- EXERCISE INSTRUCTIONS: Quote every line below exactly and skip any picture.

- DATA RECORDS:

[START]

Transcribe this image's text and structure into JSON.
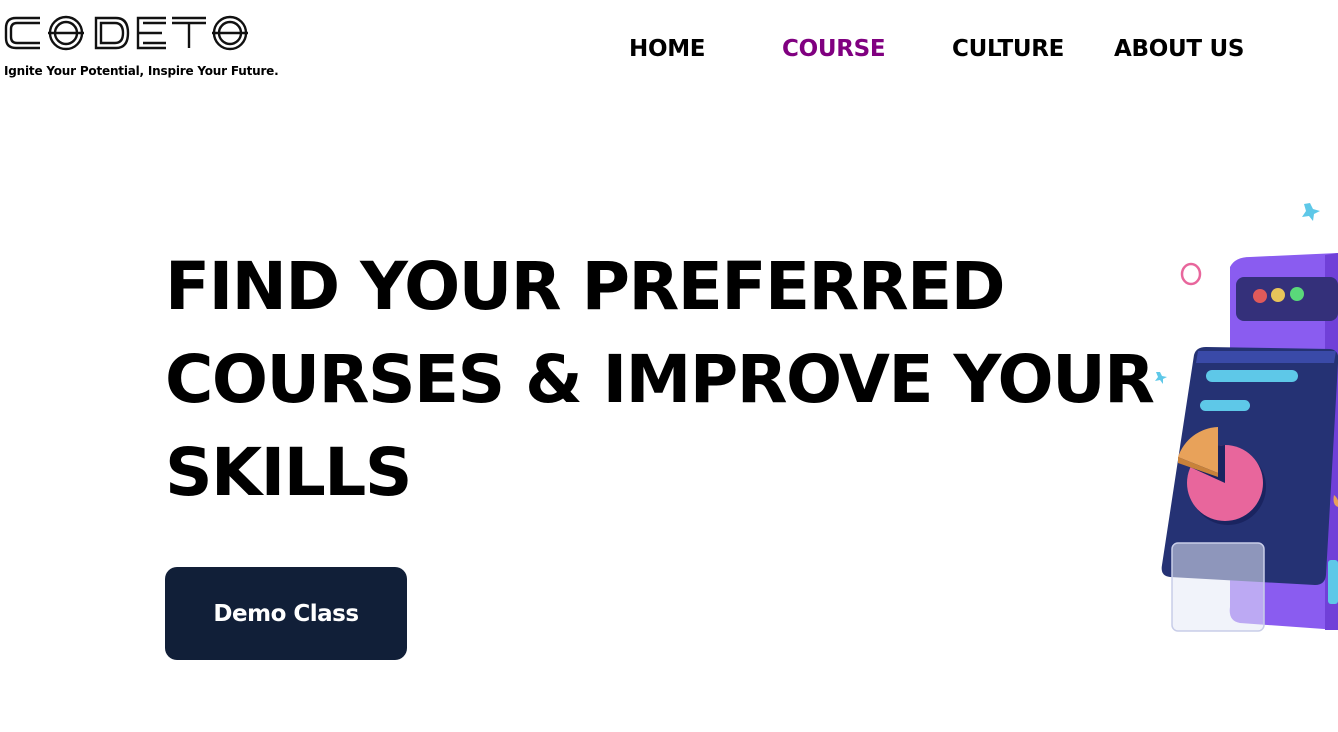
{
  "brand": {
    "logo_text": "CODETO",
    "tagline": "Ignite Your Potential, Inspire Your Future."
  },
  "nav": {
    "items": [
      {
        "label": "HOME",
        "active": false
      },
      {
        "label": "COURSE",
        "active": true
      },
      {
        "label": "CULTURE",
        "active": false
      },
      {
        "label": "ABOUT US",
        "active": false
      }
    ],
    "active_color": "#800080"
  },
  "hero": {
    "title_lines": [
      "FIND YOUR PREFERRED",
      "COURSES & IMPROVE YOUR",
      "SKILLS"
    ],
    "cta_label": "Demo Class",
    "cta_color": "#111f38"
  },
  "illustration": {
    "icon": "dashboard-illustration-icon",
    "colors": {
      "panel": "#8a5cf0",
      "card": "#2b3a8f",
      "pie_main": "#e8669c",
      "pie_slice": "#e8a25a",
      "accent": "#5ec8e8"
    }
  }
}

[END]

- SOLVED PROBLEM:
Transcribe this image's text and structure into JSON.
{
  "brand": {
    "logo_text": "CODETO",
    "tagline": "Ignite Your Potential, Inspire Your Future."
  },
  "nav": {
    "items": [
      {
        "label": "HOME",
        "active": false
      },
      {
        "label": "COURSE",
        "active": true
      },
      {
        "label": "CULTURE",
        "active": false
      },
      {
        "label": "ABOUT US",
        "active": false
      }
    ],
    "active_color": "#800080"
  },
  "hero": {
    "title_lines": [
      "FIND YOUR PREFERRED",
      "COURSES & IMPROVE YOUR",
      "SKILLS"
    ],
    "cta_label": "Demo Class",
    "cta_color": "#111f38"
  },
  "illustration": {
    "icon": "dashboard-illustration-icon",
    "colors": {
      "panel": "#8a5cf0",
      "card": "#2b3a8f",
      "pie_main": "#e8669c",
      "pie_slice": "#e8a25a",
      "accent": "#5ec8e8"
    }
  }
}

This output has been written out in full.